PROBLEM DESCRIPTION. Transcribe each entry below exactly. Pictures do not go in the copy.

MATERIAL FOR THE TASK.
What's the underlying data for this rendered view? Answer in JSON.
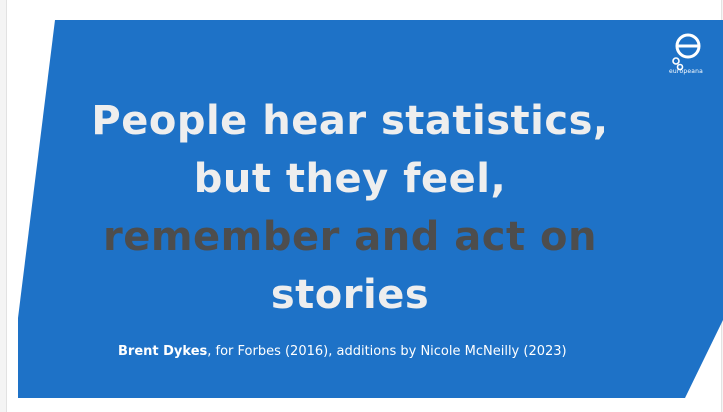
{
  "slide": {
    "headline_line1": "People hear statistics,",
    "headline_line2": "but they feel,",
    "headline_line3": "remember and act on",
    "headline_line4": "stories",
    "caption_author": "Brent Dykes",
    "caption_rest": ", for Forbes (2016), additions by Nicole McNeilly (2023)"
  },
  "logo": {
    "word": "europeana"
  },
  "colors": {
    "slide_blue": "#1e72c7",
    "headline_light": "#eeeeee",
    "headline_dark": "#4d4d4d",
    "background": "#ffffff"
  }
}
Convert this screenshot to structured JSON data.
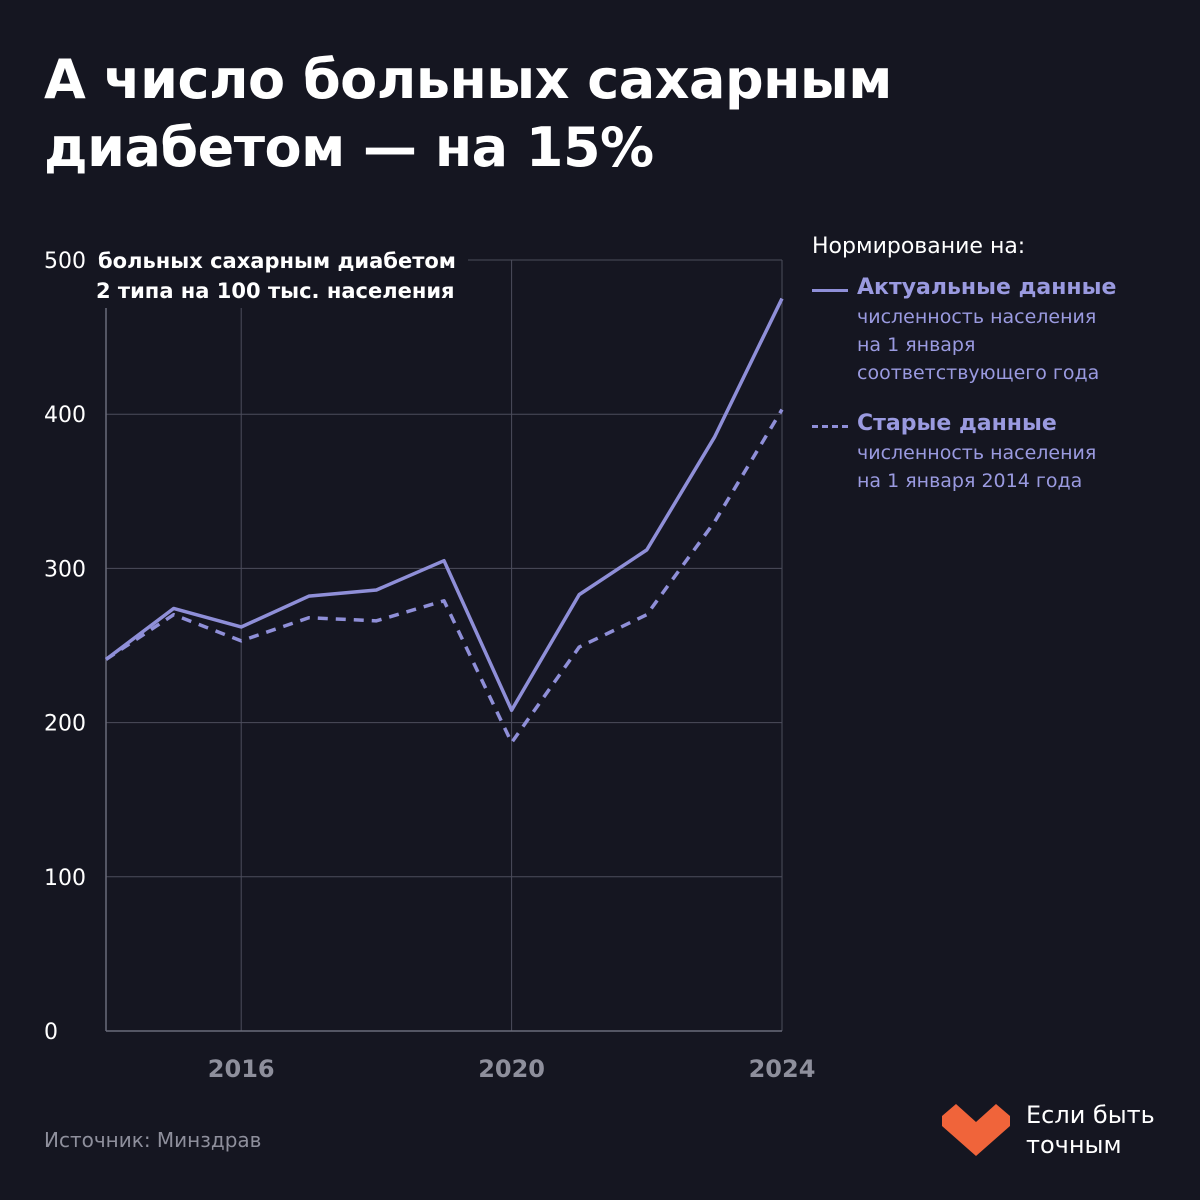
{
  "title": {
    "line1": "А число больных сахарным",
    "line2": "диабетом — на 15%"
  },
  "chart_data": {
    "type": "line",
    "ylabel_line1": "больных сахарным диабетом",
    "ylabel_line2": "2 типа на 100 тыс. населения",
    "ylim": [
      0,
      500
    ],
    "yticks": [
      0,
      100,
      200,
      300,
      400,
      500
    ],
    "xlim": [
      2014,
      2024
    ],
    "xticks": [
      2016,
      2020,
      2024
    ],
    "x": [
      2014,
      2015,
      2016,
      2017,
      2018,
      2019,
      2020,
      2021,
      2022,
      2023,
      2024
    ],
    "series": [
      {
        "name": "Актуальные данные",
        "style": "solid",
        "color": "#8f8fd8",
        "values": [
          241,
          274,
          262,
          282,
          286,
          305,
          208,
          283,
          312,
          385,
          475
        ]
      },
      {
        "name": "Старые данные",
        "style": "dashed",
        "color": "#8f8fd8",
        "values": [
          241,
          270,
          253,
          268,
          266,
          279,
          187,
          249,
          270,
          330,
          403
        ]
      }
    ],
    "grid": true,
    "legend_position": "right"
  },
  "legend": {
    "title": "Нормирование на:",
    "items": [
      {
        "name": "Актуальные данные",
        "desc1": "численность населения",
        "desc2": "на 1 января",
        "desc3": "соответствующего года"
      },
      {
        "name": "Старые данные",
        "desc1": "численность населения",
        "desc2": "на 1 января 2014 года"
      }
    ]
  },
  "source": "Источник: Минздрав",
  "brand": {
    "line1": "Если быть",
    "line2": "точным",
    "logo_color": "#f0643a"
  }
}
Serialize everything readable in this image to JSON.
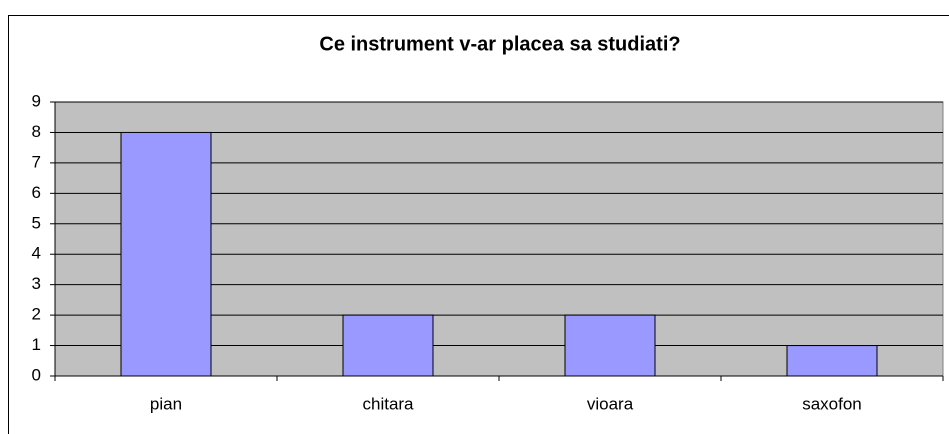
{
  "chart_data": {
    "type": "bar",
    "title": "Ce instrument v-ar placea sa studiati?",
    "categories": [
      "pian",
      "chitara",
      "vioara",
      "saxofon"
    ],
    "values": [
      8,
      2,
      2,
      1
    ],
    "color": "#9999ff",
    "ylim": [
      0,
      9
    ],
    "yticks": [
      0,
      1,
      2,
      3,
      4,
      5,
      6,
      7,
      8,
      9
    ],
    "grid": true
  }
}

RESULT OF THIS TASK.
What's the underlying data for this rendered view? Answer in JSON.
{
  "slide": {
    "headline_line1": "People hear statistics,",
    "headline_line2": "but they feel,",
    "headline_line3": "remember and act on",
    "headline_line4": "stories",
    "caption_author": "Brent Dykes",
    "caption_rest": ", for Forbes (2016), additions by Nicole McNeilly (2023)"
  },
  "logo": {
    "word": "europeana"
  },
  "colors": {
    "slide_blue": "#1e72c7",
    "headline_light": "#eeeeee",
    "headline_dark": "#4d4d4d",
    "background": "#ffffff"
  }
}
Convert this screenshot to structured JSON data.
{
  "title": {
    "line1": "А число больных сахарным",
    "line2": "диабетом — на 15%"
  },
  "chart_data": {
    "type": "line",
    "ylabel_line1": "больных сахарным диабетом",
    "ylabel_line2": "2 типа на 100 тыс. населения",
    "ylim": [
      0,
      500
    ],
    "yticks": [
      0,
      100,
      200,
      300,
      400,
      500
    ],
    "xlim": [
      2014,
      2024
    ],
    "xticks": [
      2016,
      2020,
      2024
    ],
    "x": [
      2014,
      2015,
      2016,
      2017,
      2018,
      2019,
      2020,
      2021,
      2022,
      2023,
      2024
    ],
    "series": [
      {
        "name": "Актуальные данные",
        "style": "solid",
        "color": "#8f8fd8",
        "values": [
          241,
          274,
          262,
          282,
          286,
          305,
          208,
          283,
          312,
          385,
          475
        ]
      },
      {
        "name": "Старые данные",
        "style": "dashed",
        "color": "#8f8fd8",
        "values": [
          241,
          270,
          253,
          268,
          266,
          279,
          187,
          249,
          270,
          330,
          403
        ]
      }
    ],
    "grid": true,
    "legend_position": "right"
  },
  "legend": {
    "title": "Нормирование на:",
    "items": [
      {
        "name": "Актуальные данные",
        "desc1": "численность населения",
        "desc2": "на 1 января",
        "desc3": "соответствующего года"
      },
      {
        "name": "Старые данные",
        "desc1": "численность населения",
        "desc2": "на 1 января 2014 года"
      }
    ]
  },
  "source": "Источник: Минздрав",
  "brand": {
    "line1": "Если быть",
    "line2": "точным",
    "logo_color": "#f0643a"
  }
}
Serialize everything readable in this image to JSON.
{
  "chart_data": {
    "type": "bar",
    "title": "Ce instrument v-ar placea sa studiati?",
    "categories": [
      "pian",
      "chitara",
      "vioara",
      "saxofon"
    ],
    "values": [
      8,
      2,
      2,
      1
    ],
    "color": "#9999ff",
    "ylim": [
      0,
      9
    ],
    "yticks": [
      0,
      1,
      2,
      3,
      4,
      5,
      6,
      7,
      8,
      9
    ],
    "grid": true
  }
}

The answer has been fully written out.